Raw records
————————

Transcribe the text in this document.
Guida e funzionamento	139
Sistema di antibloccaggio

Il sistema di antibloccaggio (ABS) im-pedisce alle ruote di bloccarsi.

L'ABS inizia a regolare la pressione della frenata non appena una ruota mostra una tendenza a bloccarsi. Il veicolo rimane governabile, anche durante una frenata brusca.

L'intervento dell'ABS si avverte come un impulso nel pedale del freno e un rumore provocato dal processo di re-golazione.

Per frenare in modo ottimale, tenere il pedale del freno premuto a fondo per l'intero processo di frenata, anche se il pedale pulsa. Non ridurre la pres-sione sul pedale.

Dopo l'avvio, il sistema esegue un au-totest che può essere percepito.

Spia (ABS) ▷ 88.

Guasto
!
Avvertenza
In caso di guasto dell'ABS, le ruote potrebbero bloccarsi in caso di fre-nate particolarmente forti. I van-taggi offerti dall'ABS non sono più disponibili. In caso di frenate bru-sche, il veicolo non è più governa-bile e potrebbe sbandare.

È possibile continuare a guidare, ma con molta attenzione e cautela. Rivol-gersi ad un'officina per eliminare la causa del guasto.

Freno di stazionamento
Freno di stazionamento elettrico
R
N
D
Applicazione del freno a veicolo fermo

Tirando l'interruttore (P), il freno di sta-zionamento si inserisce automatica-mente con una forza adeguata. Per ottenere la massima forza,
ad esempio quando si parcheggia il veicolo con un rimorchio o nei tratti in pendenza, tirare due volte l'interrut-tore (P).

————————

OBJECTIVE
Go through the data above and find the lines with the word "anche". Copy each of those lines.

OUTPUT OF THE TASK
L'ABS inizia a regolare la pressione della frenata non appena una ruota mostra una tendenza a bloccarsi. Il veicolo rimane governabile, anche durante una frenata brusca.
Per frenare in modo ottimale, tenere il pedale del freno premuto a fondo per l'intero processo di frenata, anche se il pedale pulsa. Non ridurre la pres-sione sul pedale.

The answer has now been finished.